■ **Description of the task**
Filter the listing below, copying every line in which the word "years" appears.

(Rows from a figure dataset)
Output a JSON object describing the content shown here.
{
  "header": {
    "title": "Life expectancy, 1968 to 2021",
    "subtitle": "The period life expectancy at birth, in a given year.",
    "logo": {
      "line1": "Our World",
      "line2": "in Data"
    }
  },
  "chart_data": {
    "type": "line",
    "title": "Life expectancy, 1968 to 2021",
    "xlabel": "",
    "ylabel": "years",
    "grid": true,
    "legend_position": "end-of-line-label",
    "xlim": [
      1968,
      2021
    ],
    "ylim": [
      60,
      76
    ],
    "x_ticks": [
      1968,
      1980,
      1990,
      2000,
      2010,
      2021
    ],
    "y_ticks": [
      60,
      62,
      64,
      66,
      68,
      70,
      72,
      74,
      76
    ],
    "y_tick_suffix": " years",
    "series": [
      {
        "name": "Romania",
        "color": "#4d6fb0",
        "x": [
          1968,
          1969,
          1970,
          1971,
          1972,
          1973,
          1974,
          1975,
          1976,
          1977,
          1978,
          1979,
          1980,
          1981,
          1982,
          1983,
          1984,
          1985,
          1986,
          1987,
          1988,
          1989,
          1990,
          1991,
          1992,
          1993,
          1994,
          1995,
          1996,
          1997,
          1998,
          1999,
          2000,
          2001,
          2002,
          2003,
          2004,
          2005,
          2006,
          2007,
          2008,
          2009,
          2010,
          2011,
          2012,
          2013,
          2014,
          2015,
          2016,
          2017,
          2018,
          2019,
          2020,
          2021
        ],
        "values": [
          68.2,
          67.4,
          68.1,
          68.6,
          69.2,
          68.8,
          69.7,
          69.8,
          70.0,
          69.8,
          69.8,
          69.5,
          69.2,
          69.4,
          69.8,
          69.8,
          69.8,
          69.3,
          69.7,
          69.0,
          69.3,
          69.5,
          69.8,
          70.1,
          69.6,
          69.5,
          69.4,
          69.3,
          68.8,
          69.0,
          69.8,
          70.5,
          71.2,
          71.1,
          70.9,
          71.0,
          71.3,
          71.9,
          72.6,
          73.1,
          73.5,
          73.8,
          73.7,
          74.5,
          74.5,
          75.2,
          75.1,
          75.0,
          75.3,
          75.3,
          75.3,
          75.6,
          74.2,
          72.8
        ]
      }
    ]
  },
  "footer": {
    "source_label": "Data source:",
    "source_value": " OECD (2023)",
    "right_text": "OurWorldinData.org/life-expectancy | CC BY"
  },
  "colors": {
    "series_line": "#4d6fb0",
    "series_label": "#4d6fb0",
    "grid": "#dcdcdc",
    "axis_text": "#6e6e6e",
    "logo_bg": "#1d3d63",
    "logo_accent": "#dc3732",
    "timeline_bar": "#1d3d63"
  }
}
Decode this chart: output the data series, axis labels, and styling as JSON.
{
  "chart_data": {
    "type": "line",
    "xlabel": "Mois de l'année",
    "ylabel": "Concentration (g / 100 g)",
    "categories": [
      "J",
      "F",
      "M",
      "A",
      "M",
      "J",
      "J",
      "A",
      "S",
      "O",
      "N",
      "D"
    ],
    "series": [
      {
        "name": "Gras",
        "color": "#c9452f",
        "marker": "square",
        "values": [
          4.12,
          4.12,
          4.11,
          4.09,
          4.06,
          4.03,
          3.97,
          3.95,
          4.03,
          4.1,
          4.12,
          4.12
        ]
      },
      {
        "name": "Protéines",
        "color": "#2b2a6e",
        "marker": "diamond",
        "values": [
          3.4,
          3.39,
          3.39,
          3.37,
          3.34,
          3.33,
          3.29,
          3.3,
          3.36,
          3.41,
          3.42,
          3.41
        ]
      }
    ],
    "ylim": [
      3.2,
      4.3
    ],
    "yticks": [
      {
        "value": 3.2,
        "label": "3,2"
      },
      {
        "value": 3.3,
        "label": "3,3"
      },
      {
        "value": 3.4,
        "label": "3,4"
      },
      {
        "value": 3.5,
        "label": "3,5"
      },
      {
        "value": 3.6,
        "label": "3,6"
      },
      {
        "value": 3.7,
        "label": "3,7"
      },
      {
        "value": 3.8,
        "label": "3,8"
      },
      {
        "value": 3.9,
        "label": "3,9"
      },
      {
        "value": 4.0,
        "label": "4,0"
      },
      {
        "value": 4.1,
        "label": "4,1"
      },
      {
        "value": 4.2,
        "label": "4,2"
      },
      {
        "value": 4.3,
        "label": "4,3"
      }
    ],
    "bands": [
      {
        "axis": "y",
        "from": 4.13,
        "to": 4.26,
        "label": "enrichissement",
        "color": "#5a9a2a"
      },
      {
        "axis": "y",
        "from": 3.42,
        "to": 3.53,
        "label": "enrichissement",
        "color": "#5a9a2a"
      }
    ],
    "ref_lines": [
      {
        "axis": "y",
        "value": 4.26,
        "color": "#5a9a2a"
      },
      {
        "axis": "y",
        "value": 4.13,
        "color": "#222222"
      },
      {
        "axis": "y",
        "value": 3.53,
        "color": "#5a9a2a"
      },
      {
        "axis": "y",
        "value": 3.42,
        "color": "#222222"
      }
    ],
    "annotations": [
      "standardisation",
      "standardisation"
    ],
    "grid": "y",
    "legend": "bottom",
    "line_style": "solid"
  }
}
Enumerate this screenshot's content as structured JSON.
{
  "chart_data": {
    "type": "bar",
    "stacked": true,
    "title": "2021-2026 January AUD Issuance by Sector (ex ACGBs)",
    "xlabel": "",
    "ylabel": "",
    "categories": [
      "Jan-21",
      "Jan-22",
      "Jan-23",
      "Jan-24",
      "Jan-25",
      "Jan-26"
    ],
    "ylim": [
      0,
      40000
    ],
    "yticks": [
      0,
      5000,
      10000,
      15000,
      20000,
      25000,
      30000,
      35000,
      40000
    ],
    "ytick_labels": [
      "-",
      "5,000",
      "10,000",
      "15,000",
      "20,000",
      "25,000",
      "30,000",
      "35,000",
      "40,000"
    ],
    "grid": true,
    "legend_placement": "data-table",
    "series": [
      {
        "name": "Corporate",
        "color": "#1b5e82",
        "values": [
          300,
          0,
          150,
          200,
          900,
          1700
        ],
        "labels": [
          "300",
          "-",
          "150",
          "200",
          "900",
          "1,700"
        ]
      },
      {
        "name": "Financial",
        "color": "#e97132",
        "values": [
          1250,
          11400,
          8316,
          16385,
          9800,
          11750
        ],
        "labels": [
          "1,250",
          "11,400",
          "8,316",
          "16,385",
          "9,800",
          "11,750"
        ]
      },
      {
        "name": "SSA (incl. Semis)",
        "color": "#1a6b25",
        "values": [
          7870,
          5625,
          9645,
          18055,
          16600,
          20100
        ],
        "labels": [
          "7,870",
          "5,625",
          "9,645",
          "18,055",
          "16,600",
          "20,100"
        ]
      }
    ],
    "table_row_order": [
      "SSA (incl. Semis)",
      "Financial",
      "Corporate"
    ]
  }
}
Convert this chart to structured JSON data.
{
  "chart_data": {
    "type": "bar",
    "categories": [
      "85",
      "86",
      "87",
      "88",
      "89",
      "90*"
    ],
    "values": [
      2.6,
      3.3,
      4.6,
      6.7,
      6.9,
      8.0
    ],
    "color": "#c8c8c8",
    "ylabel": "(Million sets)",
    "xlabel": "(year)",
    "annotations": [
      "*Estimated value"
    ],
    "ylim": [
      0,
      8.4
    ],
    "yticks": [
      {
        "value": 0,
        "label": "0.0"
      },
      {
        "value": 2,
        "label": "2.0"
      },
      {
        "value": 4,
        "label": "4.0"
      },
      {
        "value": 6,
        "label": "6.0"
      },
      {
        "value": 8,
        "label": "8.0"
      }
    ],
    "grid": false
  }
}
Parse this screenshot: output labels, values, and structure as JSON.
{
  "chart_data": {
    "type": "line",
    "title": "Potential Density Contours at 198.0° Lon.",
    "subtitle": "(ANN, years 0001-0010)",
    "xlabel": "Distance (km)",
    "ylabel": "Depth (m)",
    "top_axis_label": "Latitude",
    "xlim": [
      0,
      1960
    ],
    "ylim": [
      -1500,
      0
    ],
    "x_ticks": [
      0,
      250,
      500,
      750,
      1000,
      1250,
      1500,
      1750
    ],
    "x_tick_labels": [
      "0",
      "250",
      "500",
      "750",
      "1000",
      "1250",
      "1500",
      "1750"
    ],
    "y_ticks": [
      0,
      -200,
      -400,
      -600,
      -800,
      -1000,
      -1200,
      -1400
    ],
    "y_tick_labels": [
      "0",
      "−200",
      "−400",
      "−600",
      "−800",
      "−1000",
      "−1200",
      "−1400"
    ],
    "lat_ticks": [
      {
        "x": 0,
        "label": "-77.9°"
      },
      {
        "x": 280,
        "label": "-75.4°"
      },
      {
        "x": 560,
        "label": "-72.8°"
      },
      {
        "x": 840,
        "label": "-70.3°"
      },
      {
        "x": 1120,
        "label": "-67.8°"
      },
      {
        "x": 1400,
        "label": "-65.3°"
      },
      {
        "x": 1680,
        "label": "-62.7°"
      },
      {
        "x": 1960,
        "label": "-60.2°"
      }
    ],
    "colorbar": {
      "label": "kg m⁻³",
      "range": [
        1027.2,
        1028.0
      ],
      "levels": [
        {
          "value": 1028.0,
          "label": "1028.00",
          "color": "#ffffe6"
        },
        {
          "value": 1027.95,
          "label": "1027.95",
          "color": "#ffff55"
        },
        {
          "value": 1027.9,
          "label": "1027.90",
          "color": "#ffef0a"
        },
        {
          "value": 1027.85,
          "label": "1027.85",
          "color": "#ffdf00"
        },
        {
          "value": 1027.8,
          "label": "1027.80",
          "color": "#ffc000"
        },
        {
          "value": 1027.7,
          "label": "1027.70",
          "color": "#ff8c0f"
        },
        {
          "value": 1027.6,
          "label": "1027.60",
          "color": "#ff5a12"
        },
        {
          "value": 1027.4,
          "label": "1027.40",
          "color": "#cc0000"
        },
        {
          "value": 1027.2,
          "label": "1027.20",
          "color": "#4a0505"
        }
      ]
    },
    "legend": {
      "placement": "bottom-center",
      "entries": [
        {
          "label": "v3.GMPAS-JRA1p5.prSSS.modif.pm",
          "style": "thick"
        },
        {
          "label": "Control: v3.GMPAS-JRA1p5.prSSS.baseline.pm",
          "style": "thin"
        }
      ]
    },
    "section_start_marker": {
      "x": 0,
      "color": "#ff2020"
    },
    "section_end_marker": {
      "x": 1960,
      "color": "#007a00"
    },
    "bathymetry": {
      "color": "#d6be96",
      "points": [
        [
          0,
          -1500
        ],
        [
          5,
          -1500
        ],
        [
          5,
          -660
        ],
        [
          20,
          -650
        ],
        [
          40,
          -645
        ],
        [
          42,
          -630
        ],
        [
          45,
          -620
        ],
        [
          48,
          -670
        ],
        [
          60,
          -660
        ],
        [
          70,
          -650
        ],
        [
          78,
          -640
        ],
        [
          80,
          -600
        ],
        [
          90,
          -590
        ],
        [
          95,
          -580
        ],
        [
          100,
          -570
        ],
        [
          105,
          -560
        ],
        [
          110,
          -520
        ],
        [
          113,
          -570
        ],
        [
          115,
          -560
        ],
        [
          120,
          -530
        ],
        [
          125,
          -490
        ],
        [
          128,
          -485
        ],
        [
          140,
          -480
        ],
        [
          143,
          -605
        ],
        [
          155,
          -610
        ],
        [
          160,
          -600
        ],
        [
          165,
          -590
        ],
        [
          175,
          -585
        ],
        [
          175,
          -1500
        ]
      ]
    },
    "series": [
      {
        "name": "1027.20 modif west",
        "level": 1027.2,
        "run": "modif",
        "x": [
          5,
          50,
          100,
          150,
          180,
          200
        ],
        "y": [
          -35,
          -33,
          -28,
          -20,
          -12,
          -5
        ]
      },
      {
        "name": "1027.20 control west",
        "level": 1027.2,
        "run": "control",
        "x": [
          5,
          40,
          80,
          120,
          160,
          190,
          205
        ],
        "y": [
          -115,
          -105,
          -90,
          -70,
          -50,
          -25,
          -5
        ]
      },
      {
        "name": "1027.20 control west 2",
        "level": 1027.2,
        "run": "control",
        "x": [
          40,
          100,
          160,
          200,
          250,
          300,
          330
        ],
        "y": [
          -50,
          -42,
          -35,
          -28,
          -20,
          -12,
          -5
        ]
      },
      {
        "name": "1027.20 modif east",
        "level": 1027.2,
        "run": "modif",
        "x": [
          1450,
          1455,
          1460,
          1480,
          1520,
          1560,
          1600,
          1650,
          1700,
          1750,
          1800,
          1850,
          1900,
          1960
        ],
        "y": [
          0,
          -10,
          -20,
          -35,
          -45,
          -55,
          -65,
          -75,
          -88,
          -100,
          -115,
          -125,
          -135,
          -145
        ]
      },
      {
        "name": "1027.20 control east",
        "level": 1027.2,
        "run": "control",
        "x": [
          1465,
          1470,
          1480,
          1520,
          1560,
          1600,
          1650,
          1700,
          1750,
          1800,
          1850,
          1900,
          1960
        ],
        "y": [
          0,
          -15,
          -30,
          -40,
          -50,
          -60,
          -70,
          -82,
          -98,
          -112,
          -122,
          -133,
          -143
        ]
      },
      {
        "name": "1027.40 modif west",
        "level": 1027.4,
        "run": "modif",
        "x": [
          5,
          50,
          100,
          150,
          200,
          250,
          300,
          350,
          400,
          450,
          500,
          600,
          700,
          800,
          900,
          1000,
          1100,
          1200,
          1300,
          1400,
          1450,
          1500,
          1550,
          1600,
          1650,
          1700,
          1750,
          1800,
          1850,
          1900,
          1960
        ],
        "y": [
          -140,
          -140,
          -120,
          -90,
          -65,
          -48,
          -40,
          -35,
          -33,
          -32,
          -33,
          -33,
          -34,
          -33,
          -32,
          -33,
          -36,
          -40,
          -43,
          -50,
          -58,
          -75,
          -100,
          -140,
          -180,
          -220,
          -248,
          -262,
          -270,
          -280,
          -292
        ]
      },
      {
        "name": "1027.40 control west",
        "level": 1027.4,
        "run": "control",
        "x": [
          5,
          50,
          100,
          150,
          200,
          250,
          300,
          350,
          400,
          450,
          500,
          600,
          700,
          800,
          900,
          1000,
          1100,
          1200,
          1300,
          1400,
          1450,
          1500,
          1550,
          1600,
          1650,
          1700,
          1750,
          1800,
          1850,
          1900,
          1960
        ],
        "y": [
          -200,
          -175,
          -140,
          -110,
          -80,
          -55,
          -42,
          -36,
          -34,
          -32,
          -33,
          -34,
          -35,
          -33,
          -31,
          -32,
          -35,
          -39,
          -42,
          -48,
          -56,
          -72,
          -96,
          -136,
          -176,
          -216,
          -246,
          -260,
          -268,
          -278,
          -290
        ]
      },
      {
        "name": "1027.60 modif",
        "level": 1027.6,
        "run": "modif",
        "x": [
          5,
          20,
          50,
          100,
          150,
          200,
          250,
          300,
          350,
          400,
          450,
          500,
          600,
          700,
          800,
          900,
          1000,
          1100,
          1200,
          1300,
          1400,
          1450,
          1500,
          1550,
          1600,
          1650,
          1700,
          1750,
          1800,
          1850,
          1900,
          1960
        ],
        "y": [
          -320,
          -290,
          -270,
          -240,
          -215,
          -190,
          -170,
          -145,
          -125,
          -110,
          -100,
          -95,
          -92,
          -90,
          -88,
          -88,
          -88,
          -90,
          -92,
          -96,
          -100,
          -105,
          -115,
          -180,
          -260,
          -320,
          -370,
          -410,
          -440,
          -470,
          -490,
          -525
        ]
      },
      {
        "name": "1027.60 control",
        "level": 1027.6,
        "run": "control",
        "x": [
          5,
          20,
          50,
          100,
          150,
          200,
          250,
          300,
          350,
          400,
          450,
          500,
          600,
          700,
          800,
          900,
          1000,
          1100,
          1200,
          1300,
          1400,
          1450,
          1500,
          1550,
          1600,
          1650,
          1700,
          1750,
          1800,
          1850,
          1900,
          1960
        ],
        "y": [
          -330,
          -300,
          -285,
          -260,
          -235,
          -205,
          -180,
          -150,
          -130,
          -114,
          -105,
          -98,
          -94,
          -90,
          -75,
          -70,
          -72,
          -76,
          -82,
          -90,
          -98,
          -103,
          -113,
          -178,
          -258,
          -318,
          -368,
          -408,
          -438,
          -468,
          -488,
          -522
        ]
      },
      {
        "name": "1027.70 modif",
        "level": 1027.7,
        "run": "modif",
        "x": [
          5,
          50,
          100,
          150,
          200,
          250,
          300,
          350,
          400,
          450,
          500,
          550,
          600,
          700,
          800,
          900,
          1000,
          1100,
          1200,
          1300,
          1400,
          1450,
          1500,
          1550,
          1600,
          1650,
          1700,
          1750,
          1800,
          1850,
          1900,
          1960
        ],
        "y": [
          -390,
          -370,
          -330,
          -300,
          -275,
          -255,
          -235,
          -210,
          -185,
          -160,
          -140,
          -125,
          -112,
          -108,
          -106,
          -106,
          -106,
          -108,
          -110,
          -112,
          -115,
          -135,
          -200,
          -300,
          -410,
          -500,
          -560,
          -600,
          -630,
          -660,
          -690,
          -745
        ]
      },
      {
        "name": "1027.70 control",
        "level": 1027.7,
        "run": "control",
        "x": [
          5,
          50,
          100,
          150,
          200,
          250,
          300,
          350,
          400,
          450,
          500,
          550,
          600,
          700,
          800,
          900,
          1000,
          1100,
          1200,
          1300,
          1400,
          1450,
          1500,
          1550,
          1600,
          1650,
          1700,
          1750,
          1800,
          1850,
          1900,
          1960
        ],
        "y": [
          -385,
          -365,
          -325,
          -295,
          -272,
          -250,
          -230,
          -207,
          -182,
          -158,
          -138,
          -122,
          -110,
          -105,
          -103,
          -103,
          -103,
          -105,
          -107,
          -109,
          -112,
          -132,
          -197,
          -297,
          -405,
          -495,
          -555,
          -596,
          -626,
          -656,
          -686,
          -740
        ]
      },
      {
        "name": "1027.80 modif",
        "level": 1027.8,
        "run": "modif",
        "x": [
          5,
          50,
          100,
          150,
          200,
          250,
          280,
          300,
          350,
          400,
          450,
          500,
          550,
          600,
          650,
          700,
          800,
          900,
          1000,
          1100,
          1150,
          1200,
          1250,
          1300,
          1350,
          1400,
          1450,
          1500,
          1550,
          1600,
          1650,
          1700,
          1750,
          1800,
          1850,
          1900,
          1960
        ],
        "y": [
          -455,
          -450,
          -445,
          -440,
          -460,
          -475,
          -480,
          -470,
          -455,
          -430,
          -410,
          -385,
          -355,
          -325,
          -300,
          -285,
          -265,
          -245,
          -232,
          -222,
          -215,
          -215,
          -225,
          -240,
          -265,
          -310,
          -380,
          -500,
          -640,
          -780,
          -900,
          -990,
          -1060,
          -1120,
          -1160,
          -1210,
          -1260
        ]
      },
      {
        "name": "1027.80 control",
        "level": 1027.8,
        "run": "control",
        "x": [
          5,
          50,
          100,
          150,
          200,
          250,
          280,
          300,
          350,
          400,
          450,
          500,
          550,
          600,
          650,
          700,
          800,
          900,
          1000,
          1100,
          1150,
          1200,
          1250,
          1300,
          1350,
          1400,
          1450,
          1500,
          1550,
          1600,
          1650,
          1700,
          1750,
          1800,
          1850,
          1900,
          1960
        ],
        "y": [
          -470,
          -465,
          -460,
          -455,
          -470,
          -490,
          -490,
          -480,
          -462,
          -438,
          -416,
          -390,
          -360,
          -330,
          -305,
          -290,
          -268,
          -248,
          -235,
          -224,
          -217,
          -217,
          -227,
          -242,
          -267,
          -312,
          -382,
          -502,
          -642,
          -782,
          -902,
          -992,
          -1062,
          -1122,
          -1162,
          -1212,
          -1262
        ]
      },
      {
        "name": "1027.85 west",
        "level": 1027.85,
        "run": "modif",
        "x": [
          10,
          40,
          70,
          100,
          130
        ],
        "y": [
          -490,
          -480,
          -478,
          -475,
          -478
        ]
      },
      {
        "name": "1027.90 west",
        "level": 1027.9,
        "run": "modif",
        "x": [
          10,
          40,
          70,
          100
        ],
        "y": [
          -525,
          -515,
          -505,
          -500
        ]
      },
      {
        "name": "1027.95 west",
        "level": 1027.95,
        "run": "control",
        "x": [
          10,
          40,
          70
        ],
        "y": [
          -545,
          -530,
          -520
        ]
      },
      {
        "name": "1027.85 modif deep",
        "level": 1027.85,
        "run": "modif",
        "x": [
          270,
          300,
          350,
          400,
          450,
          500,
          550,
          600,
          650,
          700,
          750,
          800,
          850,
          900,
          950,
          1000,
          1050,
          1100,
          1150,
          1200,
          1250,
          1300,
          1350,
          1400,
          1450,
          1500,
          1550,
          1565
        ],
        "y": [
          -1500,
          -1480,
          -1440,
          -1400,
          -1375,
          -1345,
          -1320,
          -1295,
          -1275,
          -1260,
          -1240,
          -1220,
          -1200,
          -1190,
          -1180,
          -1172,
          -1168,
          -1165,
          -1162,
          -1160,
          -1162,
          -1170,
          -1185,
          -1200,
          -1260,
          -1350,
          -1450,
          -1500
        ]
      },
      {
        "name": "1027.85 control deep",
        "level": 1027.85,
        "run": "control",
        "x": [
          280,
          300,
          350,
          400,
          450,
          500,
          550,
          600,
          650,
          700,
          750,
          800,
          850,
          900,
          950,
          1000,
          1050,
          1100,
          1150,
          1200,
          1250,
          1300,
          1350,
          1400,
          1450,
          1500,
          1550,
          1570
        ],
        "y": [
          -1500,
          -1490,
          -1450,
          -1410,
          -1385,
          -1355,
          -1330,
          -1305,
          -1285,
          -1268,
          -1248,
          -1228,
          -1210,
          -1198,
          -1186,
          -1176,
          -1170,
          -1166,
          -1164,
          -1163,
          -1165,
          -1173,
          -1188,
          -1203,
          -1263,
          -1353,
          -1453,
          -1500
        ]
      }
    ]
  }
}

■ **Answer to this problem**
    "ylabel": "years",
    "y_tick_suffix": " years",
    "subtitle": "(ANN, years 0001-0010)",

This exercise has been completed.